[Extracted material]
*** Begin section ***

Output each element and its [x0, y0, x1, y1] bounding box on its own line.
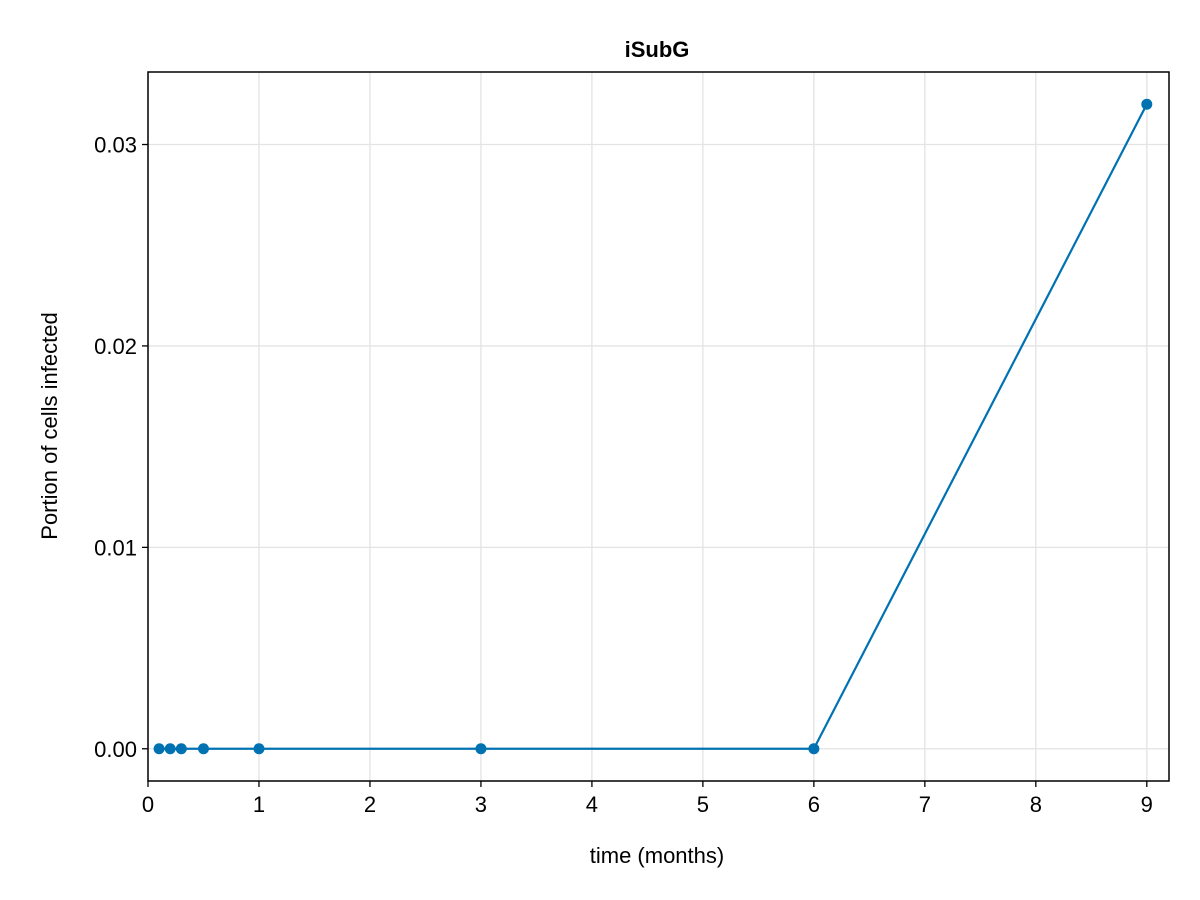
data-point: [153, 743, 165, 755]
x-tick-label: 6: [808, 792, 820, 817]
x-tick-label: 9: [1141, 792, 1153, 817]
data-point: [475, 743, 487, 755]
ticks: 0 1 2 3 4 5 6 7 8 9 0.00 0.01 0.02 0.03: [94, 133, 1153, 817]
x-axis-label: time (months): [590, 843, 724, 868]
chart-title: iSubG: [625, 37, 690, 62]
x-tick-label: 7: [919, 792, 931, 817]
data-point: [253, 743, 265, 755]
x-tick-label: 8: [1030, 792, 1042, 817]
data-point: [808, 743, 820, 755]
data-point: [197, 743, 209, 755]
x-tick-label: 2: [364, 792, 376, 817]
x-tick-label: 5: [697, 792, 709, 817]
x-tick-label: 4: [586, 792, 598, 817]
data-point: [164, 743, 176, 755]
y-tick-label: 0.01: [94, 535, 137, 560]
data-point: [1141, 98, 1153, 110]
data-point: [175, 743, 187, 755]
y-axis-label: Portion of cells infected: [37, 312, 62, 539]
x-tick-label: 1: [253, 792, 265, 817]
x-tick-label: 3: [475, 792, 487, 817]
y-tick-label: 0.03: [94, 133, 137, 158]
plot-frame: [147, 71, 1170, 782]
y-tick-label: 0.00: [94, 737, 137, 762]
y-tick-label: 0.02: [94, 334, 137, 359]
x-tick-label: 0: [142, 792, 154, 817]
series-layer: [153, 98, 1153, 755]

*** End section ***

[Requirement] With the pictures excluded, retype the records above verbatim.

[Result of the exercise]
Output each element and its [x0, y0, x1, y1] bounding box on its own line.
data-point: [153, 743, 165, 755]
x-tick-label: 6: [808, 792, 820, 817]
x-tick-label: 9: [1141, 792, 1153, 817]
data-point: [475, 743, 487, 755]
ticks: 0 1 2 3 4 5 6 7 8 9 0.00 0.01 0.02 0.03: [94, 133, 1153, 817]
x-axis-label: time (months): [590, 843, 724, 868]
chart-title: iSubG: [625, 37, 690, 62]
x-tick-label: 7: [919, 792, 931, 817]
data-point: [253, 743, 265, 755]
x-tick-label: 8: [1030, 792, 1042, 817]
data-point: [808, 743, 820, 755]
data-point: [197, 743, 209, 755]
x-tick-label: 2: [364, 792, 376, 817]
x-tick-label: 5: [697, 792, 709, 817]
x-tick-label: 4: [586, 792, 598, 817]
data-point: [164, 743, 176, 755]
y-tick-label: 0.01: [94, 535, 137, 560]
data-point: [1141, 98, 1153, 110]
data-point: [175, 743, 187, 755]
y-axis-label: Portion of cells infected: [37, 312, 62, 539]
x-tick-label: 1: [253, 792, 265, 817]
x-tick-label: 3: [475, 792, 487, 817]
y-tick-label: 0.03: [94, 133, 137, 158]
plot-frame: [147, 71, 1170, 782]
y-tick-label: 0.00: [94, 737, 137, 762]
y-tick-label: 0.02: [94, 334, 137, 359]
x-tick-label: 0: [142, 792, 154, 817]
series-layer: [153, 98, 1153, 755]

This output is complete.